◆ What this task involves ◆
Print out every record exactly as it appears.

◆ Excerpted records ◆
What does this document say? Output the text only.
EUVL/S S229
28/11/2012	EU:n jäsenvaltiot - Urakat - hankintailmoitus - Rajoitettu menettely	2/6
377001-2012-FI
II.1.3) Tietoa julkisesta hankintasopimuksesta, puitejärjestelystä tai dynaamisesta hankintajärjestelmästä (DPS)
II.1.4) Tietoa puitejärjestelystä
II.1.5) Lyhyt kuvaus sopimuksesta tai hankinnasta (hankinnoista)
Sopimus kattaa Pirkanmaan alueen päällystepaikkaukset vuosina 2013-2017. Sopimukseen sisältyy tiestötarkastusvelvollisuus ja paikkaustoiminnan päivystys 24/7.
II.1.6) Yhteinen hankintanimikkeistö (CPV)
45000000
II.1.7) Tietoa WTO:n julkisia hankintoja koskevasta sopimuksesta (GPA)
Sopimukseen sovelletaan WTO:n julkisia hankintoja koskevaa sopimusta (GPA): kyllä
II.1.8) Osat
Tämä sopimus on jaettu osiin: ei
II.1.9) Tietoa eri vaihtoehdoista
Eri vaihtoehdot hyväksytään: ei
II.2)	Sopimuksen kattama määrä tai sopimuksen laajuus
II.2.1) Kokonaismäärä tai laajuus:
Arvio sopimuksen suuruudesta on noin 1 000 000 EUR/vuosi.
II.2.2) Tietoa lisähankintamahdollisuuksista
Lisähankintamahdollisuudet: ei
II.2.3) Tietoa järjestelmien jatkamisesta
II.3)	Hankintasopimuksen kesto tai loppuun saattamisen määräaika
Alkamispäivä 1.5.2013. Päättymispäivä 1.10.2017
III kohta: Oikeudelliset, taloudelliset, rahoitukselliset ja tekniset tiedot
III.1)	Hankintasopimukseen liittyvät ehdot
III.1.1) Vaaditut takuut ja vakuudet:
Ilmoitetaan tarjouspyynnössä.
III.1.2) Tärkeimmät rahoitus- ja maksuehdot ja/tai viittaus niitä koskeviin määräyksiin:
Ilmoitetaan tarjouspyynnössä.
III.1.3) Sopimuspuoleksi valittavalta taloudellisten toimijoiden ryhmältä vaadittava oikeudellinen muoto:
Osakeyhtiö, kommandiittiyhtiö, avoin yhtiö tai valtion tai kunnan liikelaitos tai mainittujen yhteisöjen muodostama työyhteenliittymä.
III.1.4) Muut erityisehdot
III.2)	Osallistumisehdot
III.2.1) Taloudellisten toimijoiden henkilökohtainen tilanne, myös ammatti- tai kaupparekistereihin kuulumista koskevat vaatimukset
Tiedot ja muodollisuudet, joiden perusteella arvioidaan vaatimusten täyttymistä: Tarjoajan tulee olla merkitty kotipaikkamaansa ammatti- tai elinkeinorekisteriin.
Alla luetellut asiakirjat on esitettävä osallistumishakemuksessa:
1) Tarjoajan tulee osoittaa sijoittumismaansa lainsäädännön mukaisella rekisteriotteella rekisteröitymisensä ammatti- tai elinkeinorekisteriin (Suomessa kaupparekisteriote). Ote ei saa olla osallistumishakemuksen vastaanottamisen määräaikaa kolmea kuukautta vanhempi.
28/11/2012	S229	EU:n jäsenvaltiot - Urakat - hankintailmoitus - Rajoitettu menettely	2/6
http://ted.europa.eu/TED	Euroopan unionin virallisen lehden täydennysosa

◆ Solution below ◆
What does this document say? Output the text only.
EUVL/S S229
28/11/2012	EU:n jäsenvaltiot - Urakat - hankintailmoitus - Rajoitettu menettely	2/6
377001-2012-FI
II.1.3) Tietoa julkisesta hankintasopimuksesta, puitejärjestelystä tai dynaamisesta hankintajärjestelmästä (DPS)
II.1.4) Tietoa puitejärjestelystä
II.1.5) Lyhyt kuvaus sopimuksesta tai hankinnasta (hankinnoista)
Sopimus kattaa Pirkanmaan alueen päällystepaikkaukset vuosina 2013-2017. Sopimukseen sisältyy tiestötarkastusvelvollisuus ja paikkaustoiminnan päivystys 24/7.
II.1.6) Yhteinen hankintanimikkeistö (CPV)
45000000
II.1.7) Tietoa WTO:n julkisia hankintoja koskevasta sopimuksesta (GPA)
Sopimukseen sovelletaan WTO:n julkisia hankintoja koskevaa sopimusta (GPA): kyllä
II.1.8) Osat
Tämä sopimus on jaettu osiin: ei
II.1.9) Tietoa eri vaihtoehdoista
Eri vaihtoehdot hyväksytään: ei
II.2)	Sopimuksen kattama määrä tai sopimuksen laajuus
II.2.1) Kokonaismäärä tai laajuus:
Arvio sopimuksen suuruudesta on noin 1 000 000 EUR/vuosi.
II.2.2) Tietoa lisähankintamahdollisuuksista
Lisähankintamahdollisuudet: ei
II.2.3) Tietoa järjestelmien jatkamisesta
II.3)	Hankintasopimuksen kesto tai loppuun saattamisen määräaika
Alkamispäivä 1.5.2013. Päättymispäivä 1.10.2017
III kohta: Oikeudelliset, taloudelliset, rahoitukselliset ja tekniset tiedot
III.1)	Hankintasopimukseen liittyvät ehdot
III.1.1) Vaaditut takuut ja vakuudet:
Ilmoitetaan tarjouspyynnössä.
III.1.2) Tärkeimmät rahoitus- ja maksuehdot ja/tai viittaus niitä koskeviin määräyksiin:
Ilmoitetaan tarjouspyynnössä.
III.1.3) Sopimuspuoleksi valittavalta taloudellisten toimijoiden ryhmältä vaadittava oikeudellinen muoto:
Osakeyhtiö, kommandiittiyhtiö, avoin yhtiö tai valtion tai kunnan liikelaitos tai mainittujen yhteisöjen muodostama työyhteenliittymä.
III.1.4) Muut erityisehdot
III.2)	Osallistumisehdot
III.2.1) Taloudellisten toimijoiden henkilökohtainen tilanne, myös ammatti- tai kaupparekistereihin kuulumista koskevat vaatimukset
Tiedot ja muodollisuudet, joiden perusteella arvioidaan vaatimusten täyttymistä: Tarjoajan tulee olla merkitty kotipaikkamaansa ammatti- tai elinkeinorekisteriin.
Alla luetellut asiakirjat on esitettävä osallistumishakemuksessa:
1) Tarjoajan tulee osoittaa sijoittumismaansa lainsäädännön mukaisella rekisteriotteella rekisteröitymisensä ammatti- tai elinkeinorekisteriin (Suomessa kaupparekisteriote). Ote ei saa olla osallistumishakemuksen vastaanottamisen määräaikaa kolmea kuukautta vanhempi.
28/11/2012	S229	EU:n jäsenvaltiot - Urakat - hankintailmoitus - Rajoitettu menettely	2/6
http://ted.europa.eu/TED	Euroopan unionin virallisen lehden täydennysosa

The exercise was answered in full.